╭─ EXERCISE MATERIAL
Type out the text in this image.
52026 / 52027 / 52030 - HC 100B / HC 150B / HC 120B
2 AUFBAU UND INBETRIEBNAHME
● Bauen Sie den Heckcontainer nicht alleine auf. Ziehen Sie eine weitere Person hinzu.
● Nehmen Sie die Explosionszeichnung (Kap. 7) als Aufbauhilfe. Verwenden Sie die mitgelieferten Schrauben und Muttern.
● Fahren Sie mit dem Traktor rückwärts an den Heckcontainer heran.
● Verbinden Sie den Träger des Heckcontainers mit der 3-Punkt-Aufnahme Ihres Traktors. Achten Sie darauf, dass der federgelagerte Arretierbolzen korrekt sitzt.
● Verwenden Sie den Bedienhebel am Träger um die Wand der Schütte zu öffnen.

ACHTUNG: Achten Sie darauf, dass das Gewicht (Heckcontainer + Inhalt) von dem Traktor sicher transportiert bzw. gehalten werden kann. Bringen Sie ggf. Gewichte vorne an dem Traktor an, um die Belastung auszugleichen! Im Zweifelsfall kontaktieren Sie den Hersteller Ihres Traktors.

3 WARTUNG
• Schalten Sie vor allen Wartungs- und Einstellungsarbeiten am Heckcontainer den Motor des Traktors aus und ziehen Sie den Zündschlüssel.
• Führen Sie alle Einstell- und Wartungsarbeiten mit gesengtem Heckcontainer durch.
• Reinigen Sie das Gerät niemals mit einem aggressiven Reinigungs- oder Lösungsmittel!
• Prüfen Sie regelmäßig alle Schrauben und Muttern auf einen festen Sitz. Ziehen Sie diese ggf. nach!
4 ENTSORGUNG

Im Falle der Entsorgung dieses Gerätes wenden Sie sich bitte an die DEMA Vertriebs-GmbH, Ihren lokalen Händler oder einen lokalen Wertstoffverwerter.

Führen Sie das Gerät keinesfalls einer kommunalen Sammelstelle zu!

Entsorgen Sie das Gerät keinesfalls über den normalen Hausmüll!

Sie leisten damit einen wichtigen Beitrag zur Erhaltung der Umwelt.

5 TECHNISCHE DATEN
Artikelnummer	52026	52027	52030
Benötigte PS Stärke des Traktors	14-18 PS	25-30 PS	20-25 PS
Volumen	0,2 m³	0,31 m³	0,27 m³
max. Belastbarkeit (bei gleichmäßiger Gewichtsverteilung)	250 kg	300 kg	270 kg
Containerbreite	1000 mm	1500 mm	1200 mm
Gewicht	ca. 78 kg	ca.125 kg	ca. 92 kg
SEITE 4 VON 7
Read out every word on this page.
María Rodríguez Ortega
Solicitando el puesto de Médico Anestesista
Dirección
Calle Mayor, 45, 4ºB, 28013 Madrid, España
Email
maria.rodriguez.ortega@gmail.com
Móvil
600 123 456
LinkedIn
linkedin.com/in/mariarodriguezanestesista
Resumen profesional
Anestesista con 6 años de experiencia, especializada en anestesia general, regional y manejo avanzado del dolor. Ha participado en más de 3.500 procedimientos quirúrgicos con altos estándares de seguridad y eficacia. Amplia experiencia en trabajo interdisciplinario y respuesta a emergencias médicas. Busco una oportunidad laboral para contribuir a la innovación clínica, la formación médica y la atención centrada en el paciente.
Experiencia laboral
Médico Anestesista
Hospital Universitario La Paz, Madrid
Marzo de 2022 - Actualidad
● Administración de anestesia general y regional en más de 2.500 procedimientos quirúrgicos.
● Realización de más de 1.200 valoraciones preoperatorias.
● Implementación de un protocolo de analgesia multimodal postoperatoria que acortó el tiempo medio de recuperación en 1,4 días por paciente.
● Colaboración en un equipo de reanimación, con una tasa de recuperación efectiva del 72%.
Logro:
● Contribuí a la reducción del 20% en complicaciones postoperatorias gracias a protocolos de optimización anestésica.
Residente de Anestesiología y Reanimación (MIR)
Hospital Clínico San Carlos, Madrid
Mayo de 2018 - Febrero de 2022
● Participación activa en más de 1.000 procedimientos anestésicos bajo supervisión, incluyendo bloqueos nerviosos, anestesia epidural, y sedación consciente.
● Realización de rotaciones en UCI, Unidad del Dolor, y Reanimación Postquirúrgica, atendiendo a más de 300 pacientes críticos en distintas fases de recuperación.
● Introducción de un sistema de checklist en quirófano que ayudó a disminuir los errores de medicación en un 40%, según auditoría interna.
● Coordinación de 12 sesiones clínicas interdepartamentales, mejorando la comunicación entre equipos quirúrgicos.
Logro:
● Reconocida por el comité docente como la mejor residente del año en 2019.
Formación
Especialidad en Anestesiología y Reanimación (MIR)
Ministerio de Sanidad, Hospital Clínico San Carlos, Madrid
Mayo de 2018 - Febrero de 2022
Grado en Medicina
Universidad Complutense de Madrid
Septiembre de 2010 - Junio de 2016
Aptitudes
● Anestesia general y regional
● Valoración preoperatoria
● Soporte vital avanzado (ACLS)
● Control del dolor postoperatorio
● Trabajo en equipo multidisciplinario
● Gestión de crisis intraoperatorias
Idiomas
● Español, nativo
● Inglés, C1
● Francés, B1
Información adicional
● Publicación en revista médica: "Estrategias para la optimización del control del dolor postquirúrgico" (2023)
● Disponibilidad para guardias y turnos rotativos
╰─
### PROBLEM TO WORK ON
Restate every line of the data word for word.

### FULL SOLUTION
Type out the text in this image.
52026 / 52027 / 52030 - HC 100B / HC 150B / HC 120B
2 AUFBAU UND INBETRIEBNAHME
● Bauen Sie den Heckcontainer nicht alleine auf. Ziehen Sie eine weitere Person hinzu.
● Nehmen Sie die Explosionszeichnung (Kap. 7) als Aufbauhilfe. Verwenden Sie die mitgelieferten Schrauben und Muttern.
● Fahren Sie mit dem Traktor rückwärts an den Heckcontainer heran.
● Verbinden Sie den Träger des Heckcontainers mit der 3-Punkt-Aufnahme Ihres Traktors. Achten Sie darauf, dass der federgelagerte Arretierbolzen korrekt sitzt.
● Verwenden Sie den Bedienhebel am Träger um die Wand der Schütte zu öffnen.

ACHTUNG: Achten Sie darauf, dass das Gewicht (Heckcontainer + Inhalt) von dem Traktor sicher transportiert bzw. gehalten werden kann. Bringen Sie ggf. Gewichte vorne an dem Traktor an, um die Belastung auszugleichen! Im Zweifelsfall kontaktieren Sie den Hersteller Ihres Traktors.

3 WARTUNG
• Schalten Sie vor allen Wartungs- und Einstellungsarbeiten am Heckcontainer den Motor des Traktors aus und ziehen Sie den Zündschlüssel.
• Führen Sie alle Einstell- und Wartungsarbeiten mit gesengtem Heckcontainer durch.
• Reinigen Sie das Gerät niemals mit einem aggressiven Reinigungs- oder Lösungsmittel!
• Prüfen Sie regelmäßig alle Schrauben und Muttern auf einen festen Sitz. Ziehen Sie diese ggf. nach!
4 ENTSORGUNG

Im Falle der Entsorgung dieses Gerätes wenden Sie sich bitte an die DEMA Vertriebs-GmbH, Ihren lokalen Händler oder einen lokalen Wertstoffverwerter.

Führen Sie das Gerät keinesfalls einer kommunalen Sammelstelle zu!

Entsorgen Sie das Gerät keinesfalls über den normalen Hausmüll!

Sie leisten damit einen wichtigen Beitrag zur Erhaltung der Umwelt.

5 TECHNISCHE DATEN
Artikelnummer	52026	52027	52030
Benötigte PS Stärke des Traktors	14-18 PS	25-30 PS	20-25 PS
Volumen	0,2 m³	0,31 m³	0,27 m³
max. Belastbarkeit (bei gleichmäßiger Gewichtsverteilung)	250 kg	300 kg	270 kg
Containerbreite	1000 mm	1500 mm	1200 mm
Gewicht	ca. 78 kg	ca.125 kg	ca. 92 kg
SEITE 4 VON 7
Read out every word on this page.
María Rodríguez Ortega
Solicitando el puesto de Médico Anestesista
Dirección
Calle Mayor, 45, 4ºB, 28013 Madrid, España
Email
maria.rodriguez.ortega@gmail.com
Móvil
600 123 456
LinkedIn
linkedin.com/in/mariarodriguezanestesista
Resumen profesional
Anestesista con 6 años de experiencia, especializada en anestesia general, regional y manejo avanzado del dolor. Ha participado en más de 3.500 procedimientos quirúrgicos con altos estándares de seguridad y eficacia. Amplia experiencia en trabajo interdisciplinario y respuesta a emergencias médicas. Busco una oportunidad laboral para contribuir a la innovación clínica, la formación médica y la atención centrada en el paciente.
Experiencia laboral
Médico Anestesista
Hospital Universitario La Paz, Madrid
Marzo de 2022 - Actualidad
● Administración de anestesia general y regional en más de 2.500 procedimientos quirúrgicos.
● Realización de más de 1.200 valoraciones preoperatorias.
● Implementación de un protocolo de analgesia multimodal postoperatoria que acortó el tiempo medio de recuperación en 1,4 días por paciente.
● Colaboración en un equipo de reanimación, con una tasa de recuperación efectiva del 72%.
Logro:
● Contribuí a la reducción del 20% en complicaciones postoperatorias gracias a protocolos de optimización anestésica.
Residente de Anestesiología y Reanimación (MIR)
Hospital Clínico San Carlos, Madrid
Mayo de 2018 - Febrero de 2022
● Participación activa en más de 1.000 procedimientos anestésicos bajo supervisión, incluyendo bloqueos nerviosos, anestesia epidural, y sedación consciente.
● Realización de rotaciones en UCI, Unidad del Dolor, y Reanimación Postquirúrgica, atendiendo a más de 300 pacientes críticos en distintas fases de recuperación.
● Introducción de un sistema de checklist en quirófano que ayudó a disminuir los errores de medicación en un 40%, según auditoría interna.
● Coordinación de 12 sesiones clínicas interdepartamentales, mejorando la comunicación entre equipos quirúrgicos.
Logro:
● Reconocida por el comité docente como la mejor residente del año en 2019.
Formación
Especialidad en Anestesiología y Reanimación (MIR)
Ministerio de Sanidad, Hospital Clínico San Carlos, Madrid
Mayo de 2018 - Febrero de 2022
Grado en Medicina
Universidad Complutense de Madrid
Septiembre de 2010 - Junio de 2016
Aptitudes
● Anestesia general y regional
● Valoración preoperatoria
● Soporte vital avanzado (ACLS)
● Control del dolor postoperatorio
● Trabajo en equipo multidisciplinario
● Gestión de crisis intraoperatorias
Idiomas
● Español, nativo
● Inglés, C1
● Francés, B1
Información adicional
● Publicación en revista médica: "Estrategias para la optimización del control del dolor postquirúrgico" (2023)
● Disponibilidad para guardias y turnos rotativos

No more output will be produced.